Objective: Output all entries verbatim. Skip pictures.

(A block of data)
————

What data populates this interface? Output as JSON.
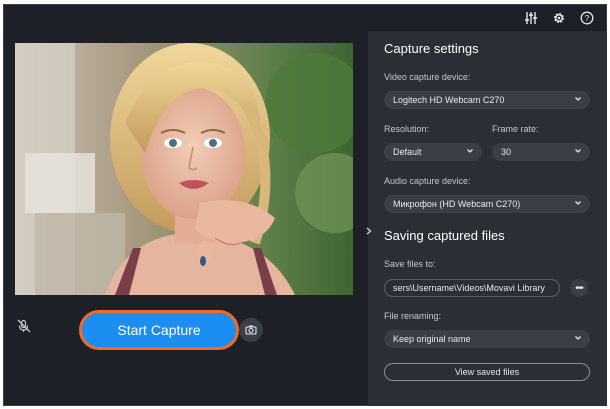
{
  "toolbar": {
    "icons": [
      "equalizer-icon",
      "gear-icon",
      "help-icon"
    ]
  },
  "preview": {
    "icon": "webcam-preview-image"
  },
  "controls": {
    "start_label": "Start Capture",
    "mute_icon": "microphone-muted-icon",
    "snapshot_icon": "camera-icon"
  },
  "capture": {
    "title": "Capture settings",
    "video_label": "Video capture device:",
    "video_value": "Logitech HD Webcam C270",
    "resolution_label": "Resolution:",
    "resolution_value": "Default",
    "framerate_label": "Frame rate:",
    "framerate_value": "30",
    "audio_label": "Audio capture device:",
    "audio_value": "Микрофон (HD Webcam C270)"
  },
  "saving": {
    "title": "Saving captured files",
    "save_label": "Save files to:",
    "save_path": "sers\\Username\\Videos\\Movavi Library",
    "browse_label": "•••",
    "rename_label": "File renaming:",
    "rename_value": "Keep original name",
    "view_label": "View saved files"
  },
  "colors": {
    "accent": "#1c8ef2",
    "highlight": "#f26a23",
    "panel": "#2a2f36",
    "background": "#1d2127"
  }
}
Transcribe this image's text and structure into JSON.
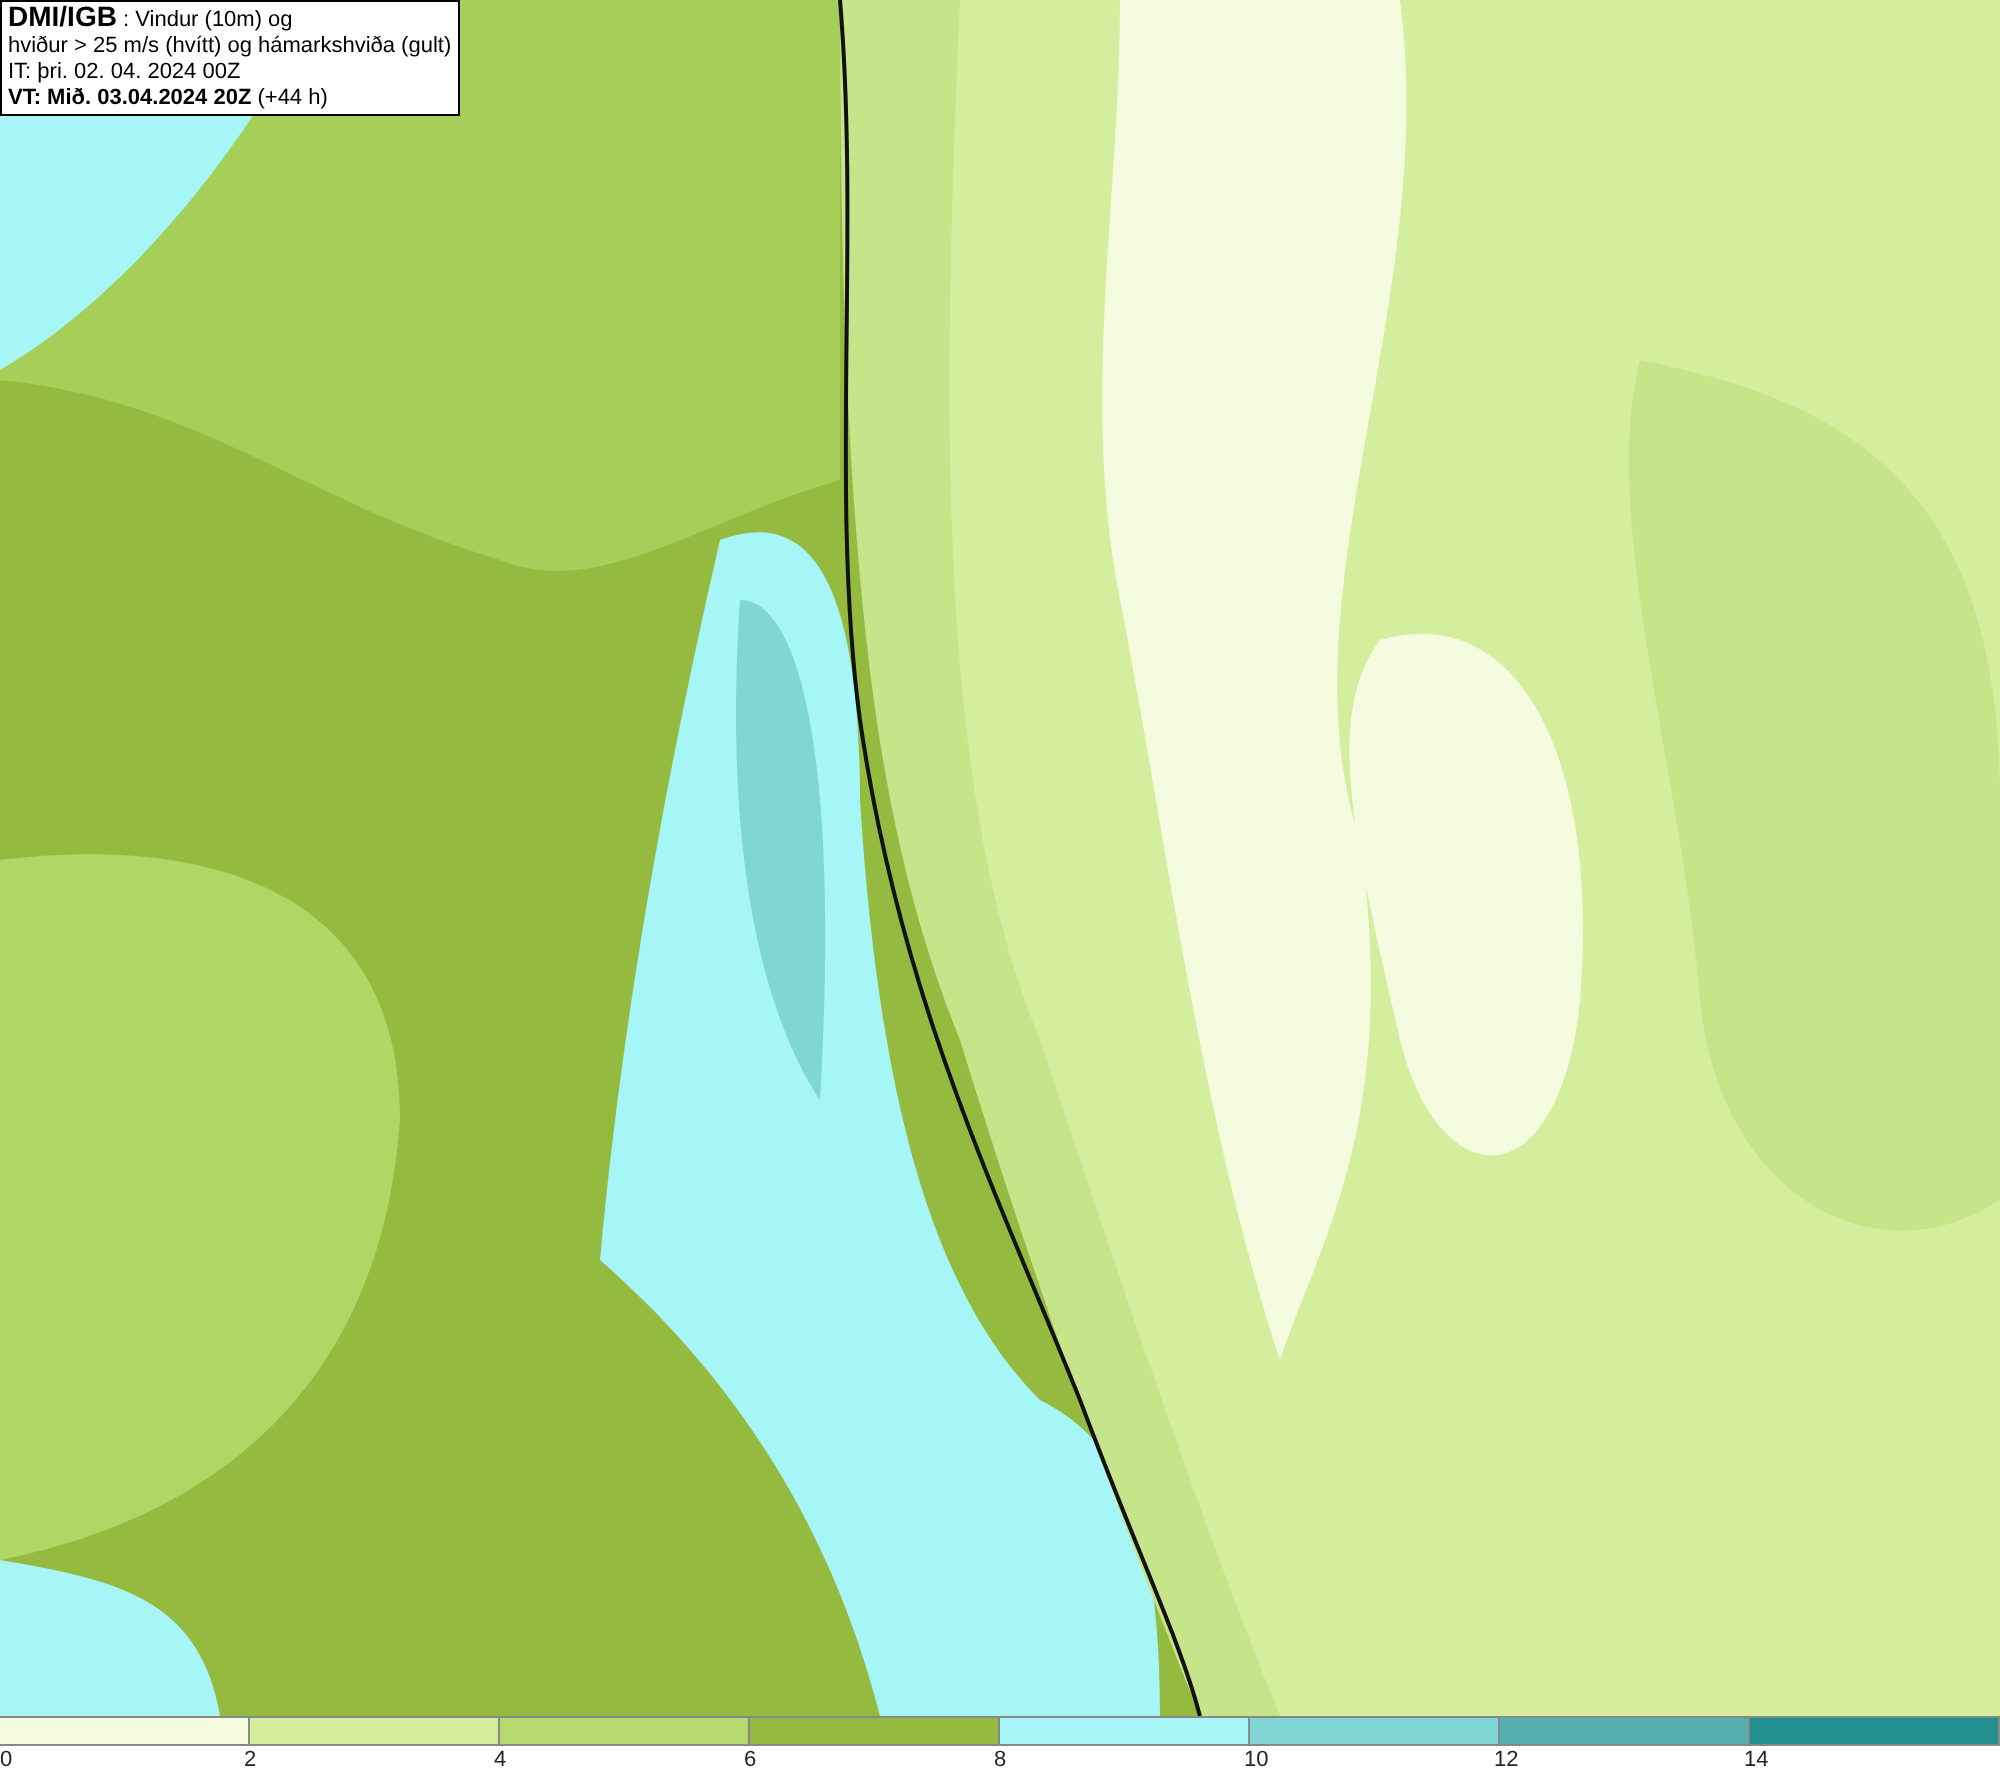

————

Reply:
What data populates this interface? Output as JSON.
{
  "toolbar": {
    "icons": [
      "equalizer-icon",
      "gear-icon",
      "help-icon"
    ]
  },
  "preview": {
    "icon": "webcam-preview-image"
  },
  "controls": {
    "start_label": "Start Capture",
    "mute_icon": "microphone-muted-icon",
    "snapshot_icon": "camera-icon"
  },
  "capture": {
    "title": "Capture settings",
    "video_label": "Video capture device:",
    "video_value": "Logitech HD Webcam C270",
    "resolution_label": "Resolution:",
    "resolution_value": "Default",
    "framerate_label": "Frame rate:",
    "framerate_value": "30",
    "audio_label": "Audio capture device:",
    "audio_value": "Микрофон (HD Webcam C270)"
  },
  "saving": {
    "title": "Saving captured files",
    "save_label": "Save files to:",
    "save_path": "sers\\Username\\Videos\\Movavi Library",
    "browse_label": "•••",
    "rename_label": "File renaming:",
    "rename_value": "Keep original name",
    "view_label": "View saved files"
  },
  "colors": {
    "accent": "#1c8ef2",
    "highlight": "#f26a23",
    "panel": "#2a2f36",
    "background": "#1d2127"
  }
}
Transcribe this image's text and structure into JSON.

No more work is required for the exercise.